Regularization lab result map

The plain model has lower training loss:

plain train_loss=0.141 val_acc=0.931

But the combined regularized model has better validation accuracy:

both train_loss=0.159 val_acc=0.949

That is the point of regularization. You may accept a slightly worse training fit to get better generalization.

For regularization, do not save only the lowest training loss. Save the tradeoff:

Plain
lower train_loss, lower validation accuracy
Regularized
slightly higher train_loss, better validation accuracy
Decision
choose the model with better validation behavior
Next Probe
change dropout or weight_decay one at a time

The important mental turn is this: deep learning optimization is not “make train loss smallest.” It is “make future performance more reliable.”

nn.Dropout(0.25) randomly drops activations during training:

nn.Linear(2, 32), nn.ReLU(), nn.Dropout(dropout)

It makes the network less dependent on any single hidden unit. Use it mainly in hidden layers. During model.eval(), dropout is disabled automatically.

Weight decay is L2-style regularization applied by the optimizer:

torch.optim.AdamW(model.parameters(), lr=0.01, weight_decay=0.05)

It discourages overly large weights. In modern PyTorch work, AdamW is often preferred over older Adam-with-L2 behavior because weight decay is decoupled from the adaptive gradient update.

The lab tracks:

best_epoch=67

Early stopping means: keep the best validation checkpoint and stop after validation loss fails to improve for a while. It prevents you from training long past the point where validation performance stopped improving.

ProblemFirst action
training loss low, validation loss highadd weight decay or dropout
validation improves then worsensearly stopping
model underfits both train and validationreduce regularization or improve model
validation is noisylower LR, use more data, average across folds
SymptomLikely causeFix
dropout hurts training badlydropout too high or model too smalllower dropout
train and validation both poorunderfittingreduce regularization
validation best epoch much earliertraining too longsave best checkpoint
weight decay has no effectvalue too small or model already simpleincrease gradually
eval results change randomlyforgot model.eval()switch eval mode before validation
  1. Change dropout to 0.1, 0.5, and 0.7.
  2. Change weight decay to 0.001, 0.01, and 0.1.
  3. Print train and validation loss every 20 epochs.
  4. Save the best model state when val_loss improves.
  5. Remove model.eval() during validation and explain what changes.
Reference implementation and walkthrough
  1. dropout=0.1 is mild, 0.5 is strong but common, and 0.7 may underfit because too much signal is removed during training.
  2. Small weight decay can improve validation loss; too much weight decay can force weights toward zero and hurt both train and validation performance.
  3. If train loss falls while validation loss rises, you are likely seeing overfitting. If both stay high, the model is probably underfitting or optimization is failing.
  4. The best checkpoint should be selected by validation loss, not by the last epoch. This protects you from keeping a model after it has started to overfit.
  5. Without model.eval(), dropout and some normalization layers keep training behavior during validation, making validation results noisy or biased.

You are done when you can explain:

  • regularization aims at validation performance, not only training loss;
  • dropout randomly disables hidden activations during training;
  • weight decay discourages large weights;
  • early stopping keeps the best validation point;
  • too much regularization can cause underfitting.

▶ [Data for analysis]:
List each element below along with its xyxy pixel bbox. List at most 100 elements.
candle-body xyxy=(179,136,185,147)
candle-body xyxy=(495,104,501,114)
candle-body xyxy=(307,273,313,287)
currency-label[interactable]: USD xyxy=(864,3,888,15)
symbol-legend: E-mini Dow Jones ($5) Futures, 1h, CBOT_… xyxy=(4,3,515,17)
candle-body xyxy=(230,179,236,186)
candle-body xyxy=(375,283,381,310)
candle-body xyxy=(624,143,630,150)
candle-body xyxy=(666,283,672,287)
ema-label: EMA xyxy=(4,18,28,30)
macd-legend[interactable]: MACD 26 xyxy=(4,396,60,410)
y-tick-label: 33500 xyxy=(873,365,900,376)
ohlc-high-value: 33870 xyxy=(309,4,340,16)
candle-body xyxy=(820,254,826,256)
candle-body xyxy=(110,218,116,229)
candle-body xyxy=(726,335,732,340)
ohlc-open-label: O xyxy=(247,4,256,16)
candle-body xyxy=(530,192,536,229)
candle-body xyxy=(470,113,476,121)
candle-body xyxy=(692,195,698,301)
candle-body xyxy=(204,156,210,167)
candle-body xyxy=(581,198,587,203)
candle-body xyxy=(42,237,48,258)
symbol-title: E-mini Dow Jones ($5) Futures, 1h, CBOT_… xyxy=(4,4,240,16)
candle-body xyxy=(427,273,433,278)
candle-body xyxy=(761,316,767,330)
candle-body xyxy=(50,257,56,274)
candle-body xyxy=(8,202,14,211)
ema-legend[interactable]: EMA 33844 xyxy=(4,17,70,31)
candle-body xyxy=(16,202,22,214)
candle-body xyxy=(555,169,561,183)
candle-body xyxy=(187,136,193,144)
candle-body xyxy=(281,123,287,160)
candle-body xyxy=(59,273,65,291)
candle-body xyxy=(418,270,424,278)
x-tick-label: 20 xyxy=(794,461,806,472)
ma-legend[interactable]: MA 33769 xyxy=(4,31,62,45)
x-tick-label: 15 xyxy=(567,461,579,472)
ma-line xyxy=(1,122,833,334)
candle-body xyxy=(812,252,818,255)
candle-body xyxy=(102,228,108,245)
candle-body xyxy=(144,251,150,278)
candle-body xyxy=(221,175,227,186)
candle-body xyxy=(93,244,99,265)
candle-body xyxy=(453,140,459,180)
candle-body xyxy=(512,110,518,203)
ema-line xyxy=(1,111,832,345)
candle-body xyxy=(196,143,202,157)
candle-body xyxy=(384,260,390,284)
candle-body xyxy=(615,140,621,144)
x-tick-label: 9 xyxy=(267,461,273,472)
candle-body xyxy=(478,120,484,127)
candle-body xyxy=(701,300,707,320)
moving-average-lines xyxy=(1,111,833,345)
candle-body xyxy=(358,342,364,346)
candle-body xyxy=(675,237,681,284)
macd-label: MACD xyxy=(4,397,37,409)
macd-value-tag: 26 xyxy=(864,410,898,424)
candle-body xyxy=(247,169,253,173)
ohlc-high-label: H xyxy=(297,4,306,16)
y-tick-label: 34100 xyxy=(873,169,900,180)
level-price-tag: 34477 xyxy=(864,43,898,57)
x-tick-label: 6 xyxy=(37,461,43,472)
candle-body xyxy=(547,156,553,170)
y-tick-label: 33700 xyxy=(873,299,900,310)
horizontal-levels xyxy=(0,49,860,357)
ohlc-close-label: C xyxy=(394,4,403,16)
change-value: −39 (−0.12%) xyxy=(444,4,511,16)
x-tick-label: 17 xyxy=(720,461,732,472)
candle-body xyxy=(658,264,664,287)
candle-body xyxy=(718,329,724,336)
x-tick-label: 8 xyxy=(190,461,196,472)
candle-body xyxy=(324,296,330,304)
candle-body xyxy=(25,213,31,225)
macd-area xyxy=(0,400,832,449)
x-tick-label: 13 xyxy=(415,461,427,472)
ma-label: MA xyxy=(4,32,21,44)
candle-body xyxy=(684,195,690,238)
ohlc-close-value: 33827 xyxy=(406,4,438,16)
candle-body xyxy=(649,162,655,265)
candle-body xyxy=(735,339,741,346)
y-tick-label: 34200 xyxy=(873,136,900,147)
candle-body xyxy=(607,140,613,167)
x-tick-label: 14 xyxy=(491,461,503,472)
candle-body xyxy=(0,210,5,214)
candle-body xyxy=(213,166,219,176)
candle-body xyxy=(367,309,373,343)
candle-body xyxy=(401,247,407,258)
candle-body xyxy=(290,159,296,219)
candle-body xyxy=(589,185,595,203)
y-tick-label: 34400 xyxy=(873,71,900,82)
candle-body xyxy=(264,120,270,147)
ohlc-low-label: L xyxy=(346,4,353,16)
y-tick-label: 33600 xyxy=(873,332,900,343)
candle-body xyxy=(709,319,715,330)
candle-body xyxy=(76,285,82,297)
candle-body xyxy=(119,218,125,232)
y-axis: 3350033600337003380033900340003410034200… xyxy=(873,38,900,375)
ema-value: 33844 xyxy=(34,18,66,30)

▶ [Explore the material]:
a. Translate this sentence from the regularization lab text into Spanish: "The best checkpoint should be selected by validation loss, not by the last epoch."
b. From the regularization lab text, extract the stretch from "2. Change weight" through "optimization is failing.".

▶ [Task responses]:
a. El mejor punto de control debe seleccionarse según la pérdida de validación, no según la última época.

b.
2. Change weight decay to 0.001, 0.01, and 0.1.
  3. Print train and validation loss every 20 epochs.
  4. Save the best model state when val_loss improves.
  5. Remove model.eval() during validation and explain what changes.
Reference implementation and walkthrough
  1. dropout=0.1 is mild, 0.5 is strong but common, and 0.7 may underfit because too much signal is removed during training.
  2. Small weight decay can improve validation loss; too much weight decay can force weights toward zero and hurt both train and validation performance.
  3. If train loss falls while validation loss rises, you are likely seeing overfitting. If both stay high, the model is probably underfitting or optimization is failing.